Count the lines below that contain the word "JSON". Give only the number.

+---+

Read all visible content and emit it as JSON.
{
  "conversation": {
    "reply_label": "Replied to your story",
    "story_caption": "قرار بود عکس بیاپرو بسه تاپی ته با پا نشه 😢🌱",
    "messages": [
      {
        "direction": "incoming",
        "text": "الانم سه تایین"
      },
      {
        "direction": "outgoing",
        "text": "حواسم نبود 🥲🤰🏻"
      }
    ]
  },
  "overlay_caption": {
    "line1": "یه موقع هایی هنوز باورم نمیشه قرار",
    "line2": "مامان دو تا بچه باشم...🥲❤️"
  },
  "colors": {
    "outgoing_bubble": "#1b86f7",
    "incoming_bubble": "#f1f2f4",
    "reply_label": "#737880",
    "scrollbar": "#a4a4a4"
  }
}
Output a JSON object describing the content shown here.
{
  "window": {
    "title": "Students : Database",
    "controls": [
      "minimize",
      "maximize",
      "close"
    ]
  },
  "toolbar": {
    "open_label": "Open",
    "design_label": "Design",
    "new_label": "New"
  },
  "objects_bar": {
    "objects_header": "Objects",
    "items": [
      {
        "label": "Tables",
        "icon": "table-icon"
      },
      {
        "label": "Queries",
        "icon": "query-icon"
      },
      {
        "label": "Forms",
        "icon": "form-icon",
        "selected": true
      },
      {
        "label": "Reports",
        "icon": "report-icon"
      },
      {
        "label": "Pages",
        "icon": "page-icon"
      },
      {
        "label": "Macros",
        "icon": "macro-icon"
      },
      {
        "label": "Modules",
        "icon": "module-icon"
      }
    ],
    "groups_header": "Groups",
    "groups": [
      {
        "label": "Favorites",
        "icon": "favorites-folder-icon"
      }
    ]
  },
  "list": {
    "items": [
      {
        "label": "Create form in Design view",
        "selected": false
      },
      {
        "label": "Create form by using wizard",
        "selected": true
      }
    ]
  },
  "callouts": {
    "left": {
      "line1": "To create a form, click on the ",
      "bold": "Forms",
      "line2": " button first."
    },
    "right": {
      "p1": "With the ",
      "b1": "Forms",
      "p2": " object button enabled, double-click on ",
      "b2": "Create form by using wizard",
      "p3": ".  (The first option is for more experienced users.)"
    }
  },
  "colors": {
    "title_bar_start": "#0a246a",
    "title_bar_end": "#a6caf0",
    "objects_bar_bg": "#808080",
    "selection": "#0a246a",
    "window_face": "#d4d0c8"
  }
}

+---+

The reply: 2